**Exercise prompt**
Omit all images. Write out the rest of the material exactly.

**Dataset records**
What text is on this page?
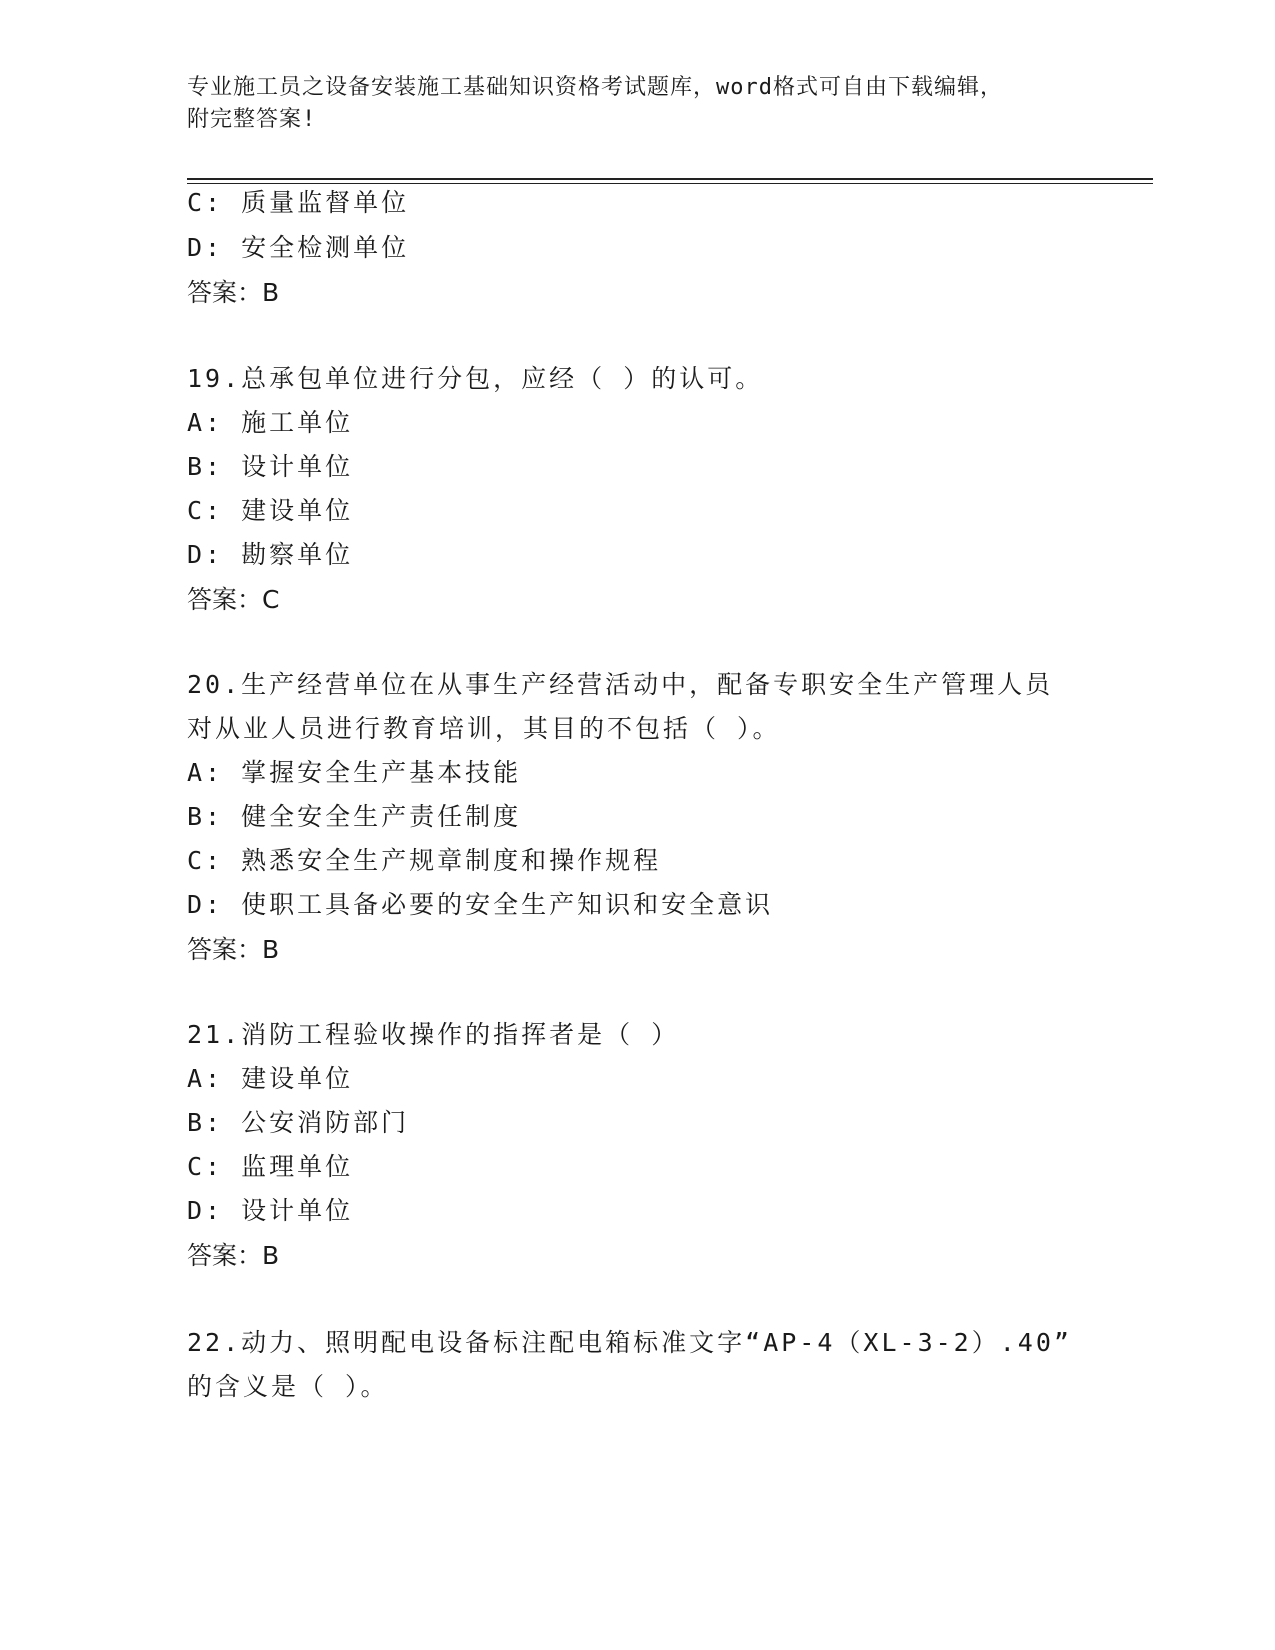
专业施工员之设备安装施工基础知识资格考试题库，word格式可自由下载编辑，
附完整答案!
C: 质量监督单位
D: 安全检测单位
答案：B
19.总承包单位进行分包，应经（ ）的认可。
A: 施工单位
B: 设计单位
C: 建设单位
D: 勘察单位
答案：C
20.生产经营单位在从事生产经营活动中，配备专职安全生产管理人员
对从业人员进行教育培训，其目的不包括（ ）。
A: 掌握安全生产基本技能
B: 健全安全生产责任制度
C: 熟悉安全生产规章制度和操作规程
D: 使职工具备必要的安全生产知识和安全意识
答案：B
21.消防工程验收操作的指挥者是（ ）
A: 建设单位
B: 公安消防部门
C: 监理单位
D: 设计单位
答案：B
22.动力、照明配电设备标注配电箱标准文字“AP-4（XL-3-2）.40”
的含义是（ ）。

**The solution**
What text is on this page?
专业施工员之设备安装施工基础知识资格考试题库，word格式可自由下载编辑，
附完整答案!
C: 质量监督单位
D: 安全检测单位
答案：B
19.总承包单位进行分包，应经（ ）的认可。
A: 施工单位
B: 设计单位
C: 建设单位
D: 勘察单位
答案：C
20.生产经营单位在从事生产经营活动中，配备专职安全生产管理人员
对从业人员进行教育培训，其目的不包括（ ）。
A: 掌握安全生产基本技能
B: 健全安全生产责任制度
C: 熟悉安全生产规章制度和操作规程
D: 使职工具备必要的安全生产知识和安全意识
答案：B
21.消防工程验收操作的指挥者是（ ）
A: 建设单位
B: 公安消防部门
C: 监理单位
D: 设计单位
答案：B
22.动力、照明配电设备标注配电箱标准文字“AP-4（XL-3-2）.40”
的含义是（ ）。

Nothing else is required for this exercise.